## Instruction
List all the lines in these records that hold "Typhon".

## Records for processing
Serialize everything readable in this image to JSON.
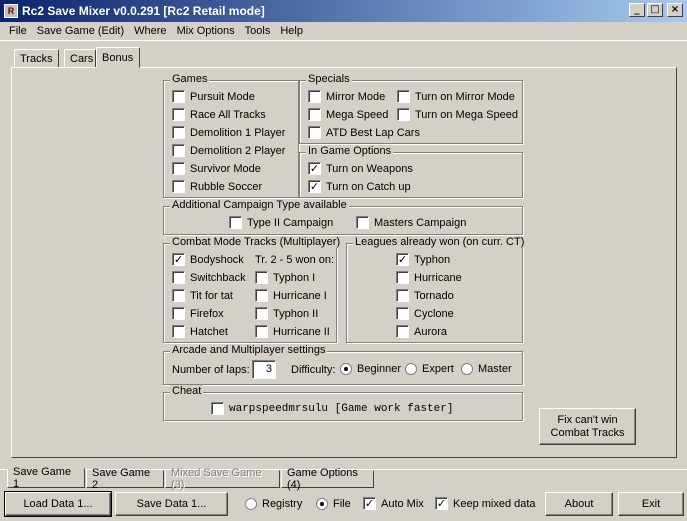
{
  "window": {
    "title": "Rc2 Save Mixer v0.0.291 [Rc2 Retail mode]"
  },
  "menu": [
    "File",
    "Save Game (Edit)",
    "Where",
    "Mix Options",
    "Tools",
    "Help"
  ],
  "tabs": [
    "Tracks",
    "Cars",
    "Bonus"
  ],
  "games": {
    "title": "Games",
    "items": [
      {
        "label": "Pursuit Mode",
        "checked": false
      },
      {
        "label": "Race All Tracks",
        "checked": false
      },
      {
        "label": "Demolition 1 Player",
        "checked": false
      },
      {
        "label": "Demolition 2 Player",
        "checked": false
      },
      {
        "label": "Survivor Mode",
        "checked": false
      },
      {
        "label": "Rubble Soccer",
        "checked": false
      }
    ]
  },
  "specials": {
    "title": "Specials",
    "items": [
      {
        "label": "Mirror Mode",
        "checked": false
      },
      {
        "label": "Turn on Mirror Mode",
        "checked": false
      },
      {
        "label": "Mega Speed",
        "checked": false
      },
      {
        "label": "Turn on Mega Speed",
        "checked": false
      },
      {
        "label": "ATD Best Lap Cars",
        "checked": false
      }
    ]
  },
  "in_game": {
    "title": "In Game Options",
    "items": [
      {
        "label": "Turn on Weapons",
        "checked": true
      },
      {
        "label": "Turn on Catch up",
        "checked": true
      }
    ]
  },
  "campaign": {
    "title": "Additional Campaign Type available",
    "items": [
      {
        "label": "Type II Campaign",
        "checked": false
      },
      {
        "label": "Masters Campaign",
        "checked": false
      }
    ]
  },
  "combat": {
    "title": "Combat Mode Tracks (Multiplayer)",
    "won_label": "Tr. 2 - 5 won on:",
    "tracks": [
      {
        "label": "Bodyshock",
        "checked": true
      },
      {
        "label": "Switchback",
        "checked": false
      },
      {
        "label": "Tit for tat",
        "checked": false
      },
      {
        "label": "Firefox",
        "checked": false
      },
      {
        "label": "Hatchet",
        "checked": false
      }
    ],
    "won_on": [
      {
        "label": "Typhon I",
        "checked": false
      },
      {
        "label": "Hurricane I",
        "checked": false
      },
      {
        "label": "Typhon II",
        "checked": false
      },
      {
        "label": "Hurricane II",
        "checked": false
      }
    ]
  },
  "leagues": {
    "title": "Leagues already won (on curr. CT)",
    "items": [
      {
        "label": "Typhon",
        "checked": true
      },
      {
        "label": "Hurricane",
        "checked": false
      },
      {
        "label": "Tornado",
        "checked": false
      },
      {
        "label": "Cyclone",
        "checked": false
      },
      {
        "label": "Aurora",
        "checked": false
      }
    ]
  },
  "arcade": {
    "title": "Arcade and Multiplayer settings",
    "laps_label": "Number of laps:",
    "laps_value": "3",
    "difficulty_label": "Difficulty:",
    "difficulty": [
      {
        "label": "Beginner",
        "selected": true
      },
      {
        "label": "Expert",
        "selected": false
      },
      {
        "label": "Master",
        "selected": false
      }
    ]
  },
  "cheat": {
    "title": "Cheat",
    "item": {
      "label": "warpspeedmrsulu [Game work faster]",
      "checked": false
    }
  },
  "fix_button": {
    "line1": "Fix can't win",
    "line2": "Combat Tracks"
  },
  "bottom_tabs": [
    "Save Game 1",
    "Save Game 2",
    "Mixed Save Game (3)",
    "Game Options (4)"
  ],
  "footer": {
    "load": "Load Data 1...",
    "save": "Save Data 1...",
    "registry": "Registry",
    "file": "File",
    "auto_mix": "Auto Mix",
    "keep_mixed": "Keep mixed data",
    "about": "About",
    "exit": "Exit"
  },
  "check_glyph": "✓"
}
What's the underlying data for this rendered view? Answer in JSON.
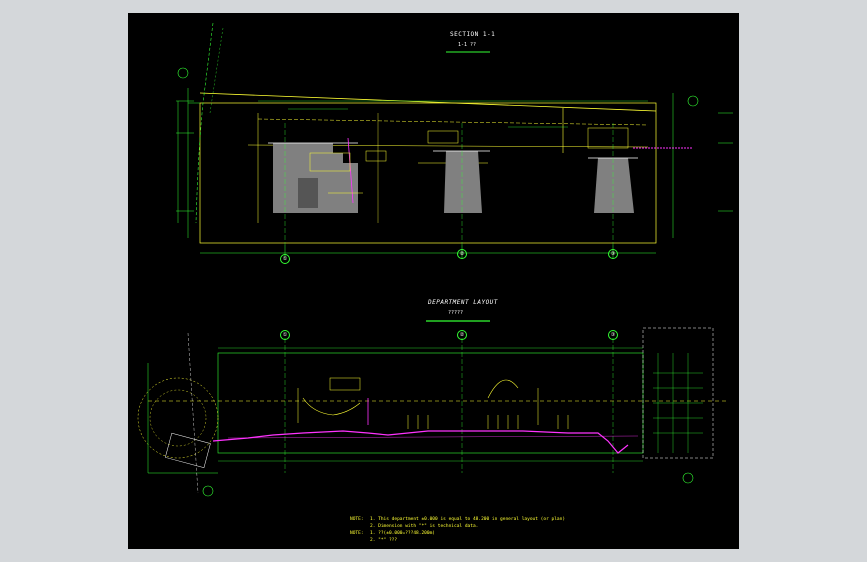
{
  "section_view": {
    "title": "SECTION 1-1",
    "subtitle": "1-1 ??",
    "axis_labels": [
      "①",
      "②",
      "③"
    ]
  },
  "plan_view": {
    "title": "DEPARTMENT LAYOUT",
    "subtitle": "?????",
    "axis_labels": [
      "①",
      "②",
      "③"
    ]
  },
  "notes": {
    "heading1": "NOTE:",
    "line1": "1. This department ±0.000 is equal to  48.200 in general layout (or plan)",
    "line2": "2. Dimension with \"*\" is technical data.",
    "heading2": "NOTE:",
    "line3": "1. ??(±0.000=???48.200m)",
    "line4": "2. \"*\" ???"
  },
  "colors": {
    "background": "#000000",
    "frame": "#d4d7da",
    "line_green": "#33ff33",
    "line_yellow": "#ffff33",
    "line_magenta": "#ff33ff",
    "text_white": "#ffffff",
    "solid_gray": "#808080"
  }
}
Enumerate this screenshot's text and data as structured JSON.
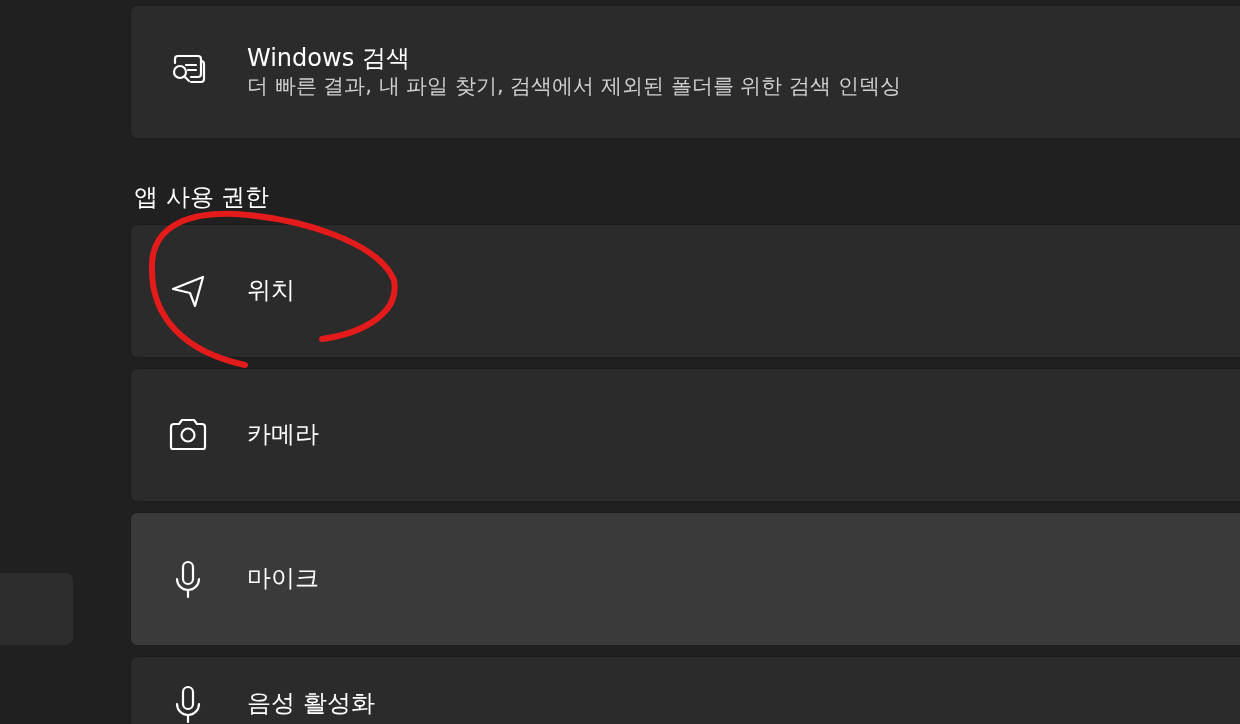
{
  "sidebar": {
    "items": [
      {
        "selected": true
      }
    ]
  },
  "search_card": {
    "title": "Windows 검색",
    "description": "더 빠른 결과, 내 파일 찾기, 검색에서 제외된 폴더를 위한 검색 인덱싱"
  },
  "section": {
    "heading": "앱 사용 권한"
  },
  "permissions": [
    {
      "label": "위치",
      "hovered": false
    },
    {
      "label": "카메라",
      "hovered": false
    },
    {
      "label": "마이크",
      "hovered": true
    },
    {
      "label": "음성 활성화",
      "hovered": false
    }
  ],
  "annotation": {
    "kind": "freehand",
    "color": "#e31b1b"
  }
}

## Correct response
        "label": "Typhon I",
        "label": "Typhon II",
        "label": "Typhon",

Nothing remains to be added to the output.